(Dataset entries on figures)
· · · · ·

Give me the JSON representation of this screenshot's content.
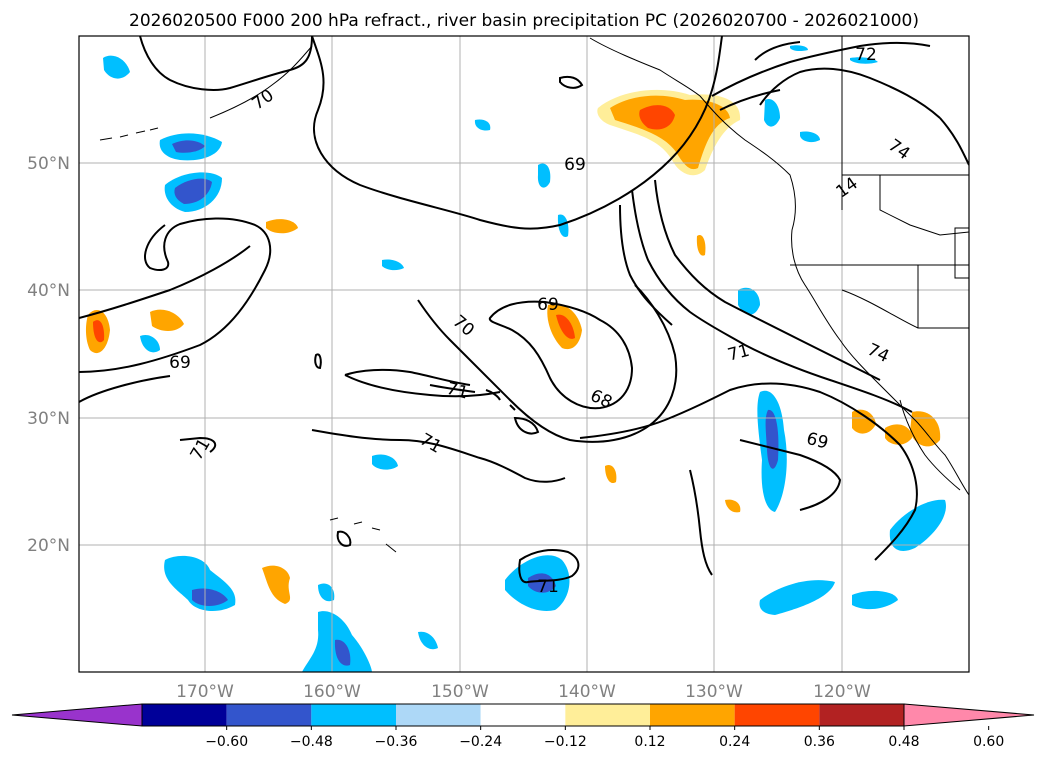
{
  "title": "2026020500 F000 200 hPa refract., river basin precipitation PC (2026020700 - 2026021000)",
  "map": {
    "lat_labels": [
      "50°N",
      "40°N",
      "30°N",
      "20°N"
    ],
    "lon_labels": [
      "170°W",
      "160°W",
      "150°W",
      "140°W",
      "130°W",
      "120°W"
    ]
  },
  "colorbar": {
    "colors": [
      "#9933cc",
      "#000099",
      "#3355cc",
      "#00bfff",
      "#add8f7",
      "#ffffff",
      "#ffee99",
      "#ffa500",
      "#ff4500",
      "#b22222",
      "#ff88aa"
    ],
    "ticks": [
      "−0.60",
      "−0.48",
      "−0.36",
      "−0.24",
      "−0.12",
      "0.12",
      "0.24",
      "0.36",
      "0.48",
      "0.60"
    ]
  },
  "contour_labels": [
    "72",
    "70",
    "74",
    "69",
    "14",
    "69",
    "70",
    "71",
    "71",
    "74",
    "69",
    "68",
    "71",
    "71",
    "69",
    "71"
  ]
}
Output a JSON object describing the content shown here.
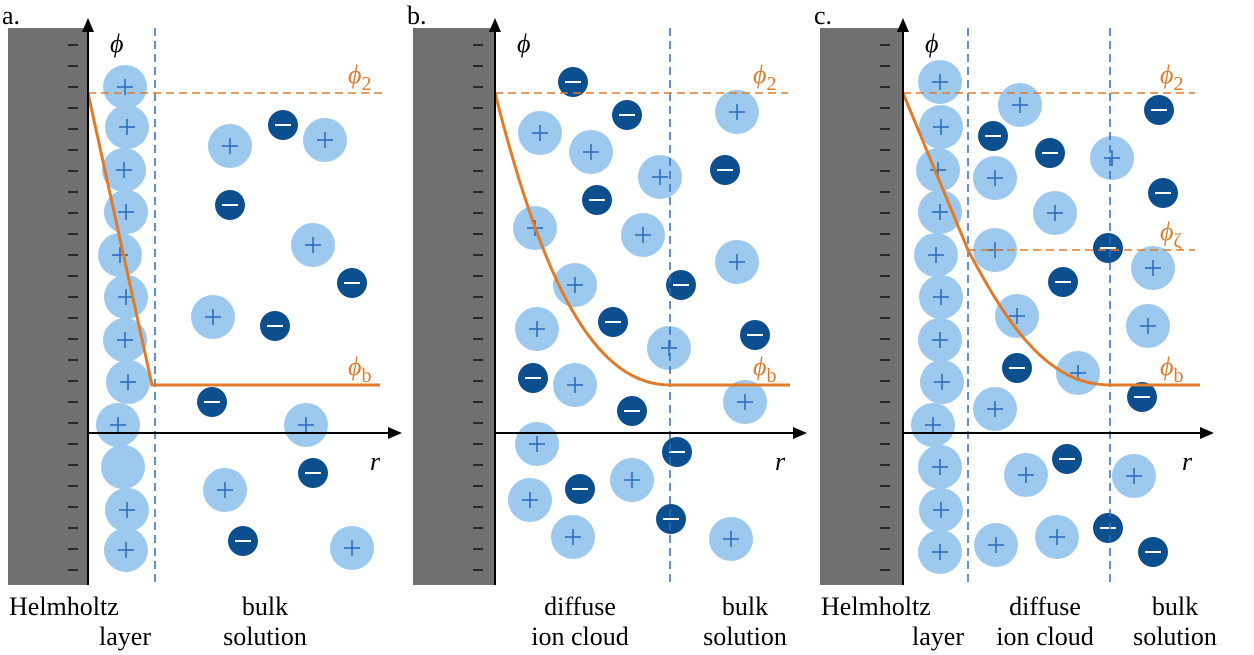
{
  "panels": [
    {
      "label": "a.",
      "y_label": "ϕ",
      "x_label": "r",
      "levels": [
        {
          "symbol": "ϕ",
          "subscript": "2"
        },
        {
          "symbol": "ϕ",
          "subscript": "b"
        }
      ],
      "regions": [
        {
          "lines": [
            "Helmholtz",
            "layer"
          ]
        },
        {
          "lines": [
            "bulk",
            "solution"
          ]
        }
      ]
    },
    {
      "label": "b.",
      "y_label": "ϕ",
      "x_label": "r",
      "levels": [
        {
          "symbol": "ϕ",
          "subscript": "2"
        },
        {
          "symbol": "ϕ",
          "subscript": "b"
        }
      ],
      "regions": [
        {
          "lines": [
            "diffuse",
            "ion cloud"
          ]
        },
        {
          "lines": [
            "bulk",
            "solution"
          ]
        }
      ]
    },
    {
      "label": "c.",
      "y_label": "ϕ",
      "x_label": "r",
      "levels": [
        {
          "symbol": "ϕ",
          "subscript": "2"
        },
        {
          "symbol": "ϕ",
          "subscript": "ζ"
        },
        {
          "symbol": "ϕ",
          "subscript": "b"
        }
      ],
      "regions": [
        {
          "lines": [
            "Helmholtz",
            "layer"
          ]
        },
        {
          "lines": [
            "diffuse",
            "ion cloud"
          ]
        },
        {
          "lines": [
            "bulk",
            "solution"
          ]
        }
      ]
    }
  ]
}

· · · · ·

**Written request**
Restate the listing above word for word, and skip the pictures.

**Answer to this problem**
Give me the JSON representation of this screenshot's content.
{
  "title": "2026020500 F000 200 hPa refract., river basin precipitation PC (2026020700 - 2026021000)",
  "map": {
    "lat_labels": [
      "50°N",
      "40°N",
      "30°N",
      "20°N"
    ],
    "lon_labels": [
      "170°W",
      "160°W",
      "150°W",
      "140°W",
      "130°W",
      "120°W"
    ]
  },
  "colorbar": {
    "colors": [
      "#9933cc",
      "#000099",
      "#3355cc",
      "#00bfff",
      "#add8f7",
      "#ffffff",
      "#ffee99",
      "#ffa500",
      "#ff4500",
      "#b22222",
      "#ff88aa"
    ],
    "ticks": [
      "−0.60",
      "−0.48",
      "−0.36",
      "−0.24",
      "−0.12",
      "0.12",
      "0.24",
      "0.36",
      "0.48",
      "0.60"
    ]
  },
  "contour_labels": [
    "72",
    "70",
    "74",
    "69",
    "14",
    "69",
    "70",
    "71",
    "71",
    "74",
    "69",
    "68",
    "71",
    "71",
    "69",
    "71"
  ]
}
Output a JSON object describing the content shown here.
{
  "panels": [
    {
      "label": "a.",
      "y_label": "ϕ",
      "x_label": "r",
      "levels": [
        {
          "symbol": "ϕ",
          "subscript": "2"
        },
        {
          "symbol": "ϕ",
          "subscript": "b"
        }
      ],
      "regions": [
        {
          "lines": [
            "Helmholtz",
            "layer"
          ]
        },
        {
          "lines": [
            "bulk",
            "solution"
          ]
        }
      ]
    },
    {
      "label": "b.",
      "y_label": "ϕ",
      "x_label": "r",
      "levels": [
        {
          "symbol": "ϕ",
          "subscript": "2"
        },
        {
          "symbol": "ϕ",
          "subscript": "b"
        }
      ],
      "regions": [
        {
          "lines": [
            "diffuse",
            "ion cloud"
          ]
        },
        {
          "lines": [
            "bulk",
            "solution"
          ]
        }
      ]
    },
    {
      "label": "c.",
      "y_label": "ϕ",
      "x_label": "r",
      "levels": [
        {
          "symbol": "ϕ",
          "subscript": "2"
        },
        {
          "symbol": "ϕ",
          "subscript": "ζ"
        },
        {
          "symbol": "ϕ",
          "subscript": "b"
        }
      ],
      "regions": [
        {
          "lines": [
            "Helmholtz",
            "layer"
          ]
        },
        {
          "lines": [
            "diffuse",
            "ion cloud"
          ]
        },
        {
          "lines": [
            "bulk",
            "solution"
          ]
        }
      ]
    }
  ]
}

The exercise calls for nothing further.